-- begin Raw records --

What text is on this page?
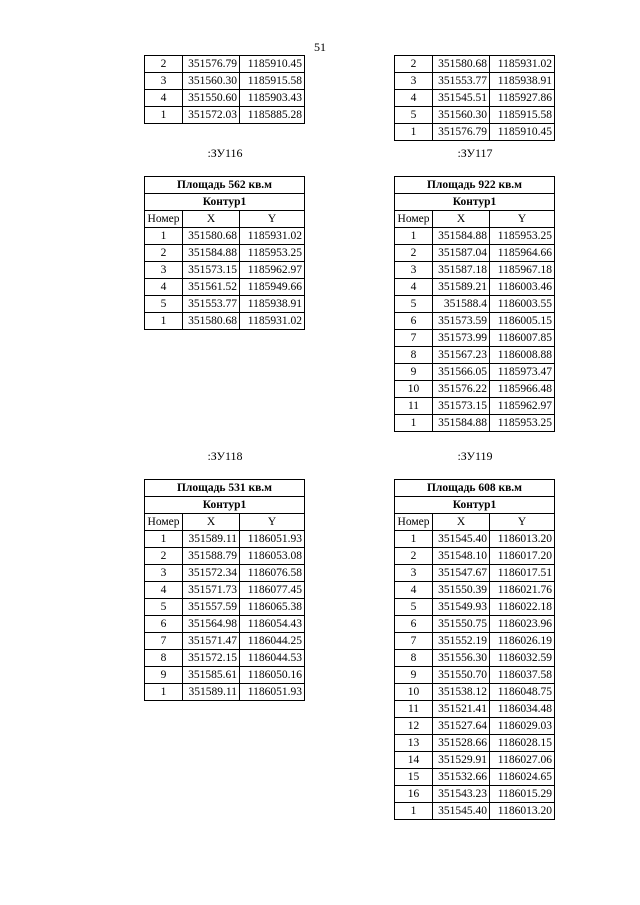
51
2	351576.79	1185910.45
3	351560.30	1185915.58
4	351550.60	1185903.43
1	351572.03	1185885.28
2	351580.68	1185931.02
3	351553.77	1185938.91
4	351545.51	1185927.86
5	351560.30	1185915.58
1	351576.79	1185910.45
:ЗУ116	:ЗУ117
Площадь 562 кв.м		
Контур1		
Номер	X	Y
1	351580.68	1185931.02
2	351584.88	1185953.25
3	351573.15	1185962.97
4	351561.52	1185949.66
5	351553.77	1185938.91
1	351580.68	1185931.02
Площадь 922 кв.м		
Контур1		
Номер	X	Y
1	351584.88	1185953.25
2	351587.04	1185964.66
3	351587.18	1185967.18
4	351589.21	1186003.46
5	351588.4	1186003.55
6	351573.59	1186005.15
7	351573.99	1186007.85
8	351567.23	1186008.88
9	351566.05	1185973.47
10	351576.22	1185966.48
11	351573.15	1185962.97
1	351584.88	1185953.25
:ЗУ118	:ЗУ119
Площадь 531 кв.м		
Контур1		
Номер	X	Y
1	351589.11	1186051.93
2	351588.79	1186053.08
3	351572.34	1186076.58
4	351571.73	1186077.45
5	351557.59	1186065.38
6	351564.98	1186054.43
7	351571.47	1186044.25
8	351572.15	1186044.53
9	351585.61	1186050.16
1	351589.11	1186051.93
Площадь 608 кв.м		
Контур1		
Номер	X	Y
1	351545.40	1186013.20
2	351548.10	1186017.20
3	351547.67	1186017.51
4	351550.39	1186021.76
5	351549.93	1186022.18
6	351550.75	1186023.96
7	351552.19	1186026.19
8	351556.30	1186032.59
9	351550.70	1186037.58
10	351538.12	1186048.75
11	351521.41	1186034.48
12	351527.64	1186029.03
13	351528.66	1186028.15
14	351529.91	1186027.06
15	351532.66	1186024.65
16	351543.23	1186015.29
1	351545.40	1186013.20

-- end Raw records --

§ **Stated goal**: Work through the records above line by line and count those that hold the string "Площадь". Give only the result.

§ **Worked answer**: 4